Required work: Transcribe all the entries word for word, but omit the images.

---- Task inputs

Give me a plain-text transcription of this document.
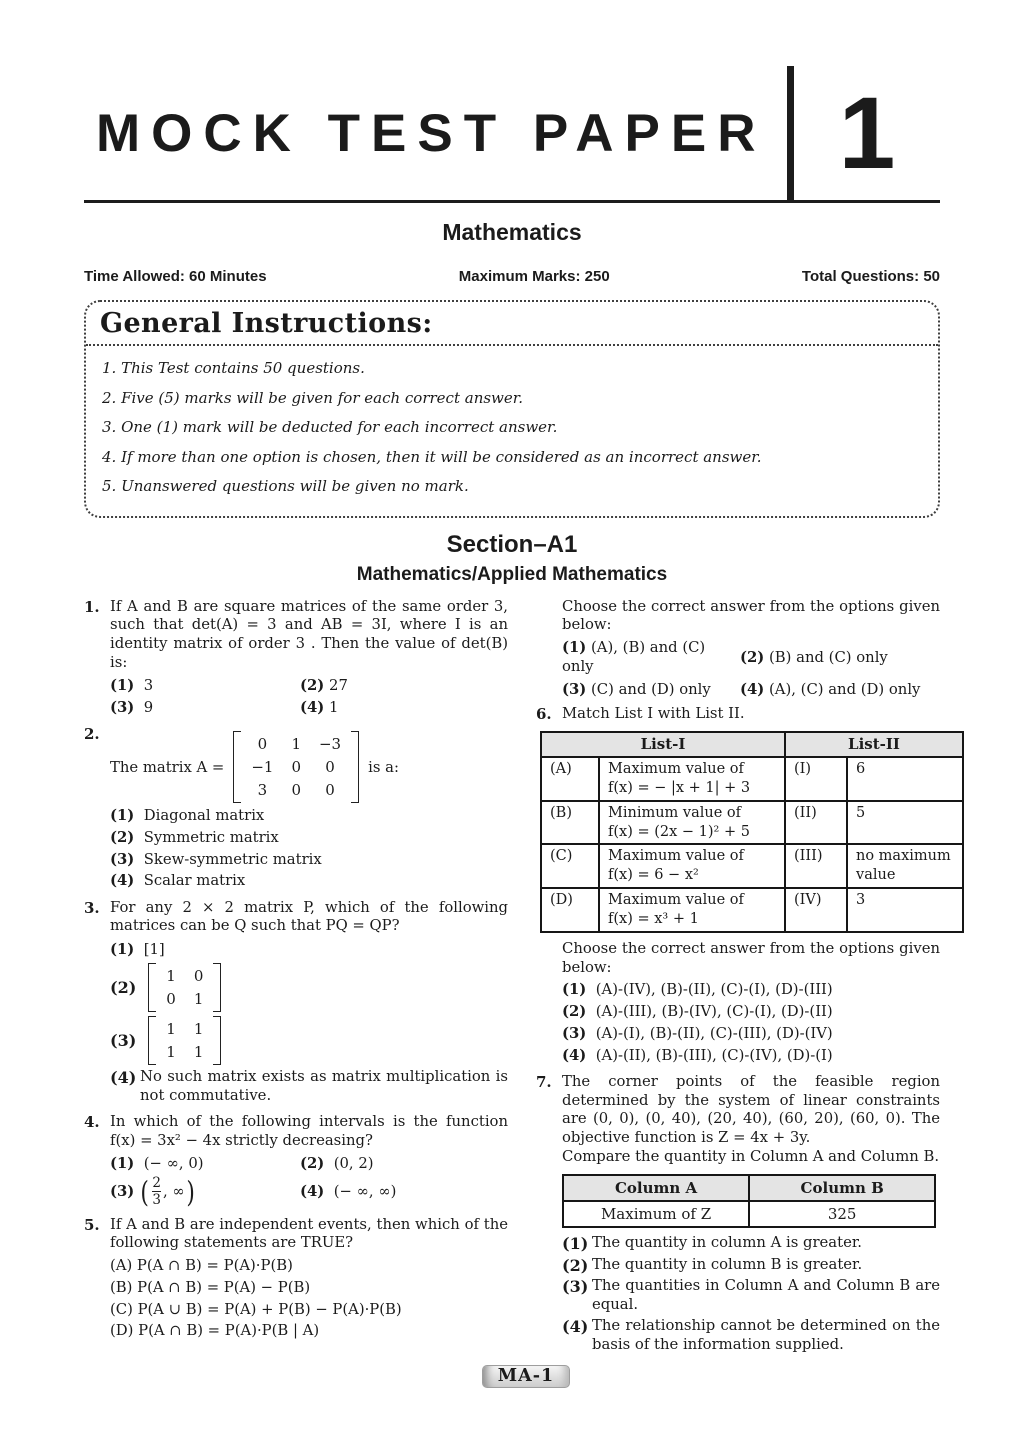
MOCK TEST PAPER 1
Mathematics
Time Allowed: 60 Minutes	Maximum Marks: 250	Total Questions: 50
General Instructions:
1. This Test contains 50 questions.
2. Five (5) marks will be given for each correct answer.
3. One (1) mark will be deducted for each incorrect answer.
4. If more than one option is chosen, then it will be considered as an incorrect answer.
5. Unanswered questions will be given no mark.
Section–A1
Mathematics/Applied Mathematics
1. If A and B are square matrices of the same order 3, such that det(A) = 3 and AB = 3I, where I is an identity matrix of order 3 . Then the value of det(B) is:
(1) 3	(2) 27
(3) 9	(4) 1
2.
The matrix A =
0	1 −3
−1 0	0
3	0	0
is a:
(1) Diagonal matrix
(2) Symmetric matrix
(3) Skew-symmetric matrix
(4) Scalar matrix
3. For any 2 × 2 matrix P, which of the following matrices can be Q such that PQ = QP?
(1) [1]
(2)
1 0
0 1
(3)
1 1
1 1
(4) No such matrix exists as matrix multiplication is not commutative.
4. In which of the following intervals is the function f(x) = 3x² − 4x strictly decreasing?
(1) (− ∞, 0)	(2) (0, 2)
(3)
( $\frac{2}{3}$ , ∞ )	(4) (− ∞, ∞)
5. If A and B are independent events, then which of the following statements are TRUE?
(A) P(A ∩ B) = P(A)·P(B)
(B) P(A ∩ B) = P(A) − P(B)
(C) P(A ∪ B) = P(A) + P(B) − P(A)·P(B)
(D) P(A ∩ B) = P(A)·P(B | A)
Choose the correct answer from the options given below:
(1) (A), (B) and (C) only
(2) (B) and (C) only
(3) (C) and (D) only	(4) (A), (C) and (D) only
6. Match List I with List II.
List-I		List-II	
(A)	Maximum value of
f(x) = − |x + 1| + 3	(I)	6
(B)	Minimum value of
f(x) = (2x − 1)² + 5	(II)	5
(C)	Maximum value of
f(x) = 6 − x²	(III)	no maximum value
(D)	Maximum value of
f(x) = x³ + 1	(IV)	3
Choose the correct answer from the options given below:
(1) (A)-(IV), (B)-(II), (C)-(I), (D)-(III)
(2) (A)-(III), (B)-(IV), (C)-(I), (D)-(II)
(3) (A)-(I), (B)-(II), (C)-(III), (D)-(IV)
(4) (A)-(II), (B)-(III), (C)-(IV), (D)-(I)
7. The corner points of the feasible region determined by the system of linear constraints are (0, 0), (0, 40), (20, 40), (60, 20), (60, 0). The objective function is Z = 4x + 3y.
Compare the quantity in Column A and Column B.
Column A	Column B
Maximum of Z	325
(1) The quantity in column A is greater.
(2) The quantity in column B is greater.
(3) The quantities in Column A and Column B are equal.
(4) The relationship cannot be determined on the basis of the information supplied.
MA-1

--------

Result for this task:
Give me a plain-text transcription of this document.
MOCK TEST PAPER 1
Mathematics
Time Allowed: 60 Minutes	Maximum Marks: 250	Total Questions: 50
General Instructions:
1. This Test contains 50 questions.
2. Five (5) marks will be given for each correct answer.
3. One (1) mark will be deducted for each incorrect answer.
4. If more than one option is chosen, then it will be considered as an incorrect answer.
5. Unanswered questions will be given no mark.
Section–A1
Mathematics/Applied Mathematics
1. If A and B are square matrices of the same order 3, such that det(A) = 3 and AB = 3I, where I is an identity matrix of order 3 . Then the value of det(B) is:
(1) 3	(2) 27
(3) 9	(4) 1
2.
The matrix A =
0	1 −3
−1 0	0
3	0	0
is a:
(1) Diagonal matrix
(2) Symmetric matrix
(3) Skew-symmetric matrix
(4) Scalar matrix
3. For any 2 × 2 matrix P, which of the following matrices can be Q such that PQ = QP?
(1) [1]
(2)
1 0
0 1
(3)
1 1
1 1
(4) No such matrix exists as matrix multiplication is not commutative.
4. In which of the following intervals is the function f(x) = 3x² − 4x strictly decreasing?
(1) (− ∞, 0)	(2) (0, 2)
(3)
( $\frac{2}{3}$ , ∞ )	(4) (− ∞, ∞)
5. If A and B are independent events, then which of the following statements are TRUE?
(A) P(A ∩ B) = P(A)·P(B)
(B) P(A ∩ B) = P(A) − P(B)
(C) P(A ∪ B) = P(A) + P(B) − P(A)·P(B)
(D) P(A ∩ B) = P(A)·P(B | A)
Choose the correct answer from the options given below:
(1) (A), (B) and (C) only
(2) (B) and (C) only
(3) (C) and (D) only	(4) (A), (C) and (D) only
6. Match List I with List II.
List-I		List-II	
(A)	Maximum value of
f(x) = − |x + 1| + 3	(I)	6
(B)	Minimum value of
f(x) = (2x − 1)² + 5	(II)	5
(C)	Maximum value of
f(x) = 6 − x²	(III)	no maximum value
(D)	Maximum value of
f(x) = x³ + 1	(IV)	3
Choose the correct answer from the options given below:
(1) (A)-(IV), (B)-(II), (C)-(I), (D)-(III)
(2) (A)-(III), (B)-(IV), (C)-(I), (D)-(II)
(3) (A)-(I), (B)-(II), (C)-(III), (D)-(IV)
(4) (A)-(II), (B)-(III), (C)-(IV), (D)-(I)
7. The corner points of the feasible region determined by the system of linear constraints are (0, 0), (0, 40), (20, 40), (60, 20), (60, 0). The objective function is Z = 4x + 3y.
Compare the quantity in Column A and Column B.
Column A	Column B
Maximum of Z	325
(1) The quantity in column A is greater.
(2) The quantity in column B is greater.
(3) The quantities in Column A and Column B are equal.
(4) The relationship cannot be determined on the basis of the information supplied.
MA-1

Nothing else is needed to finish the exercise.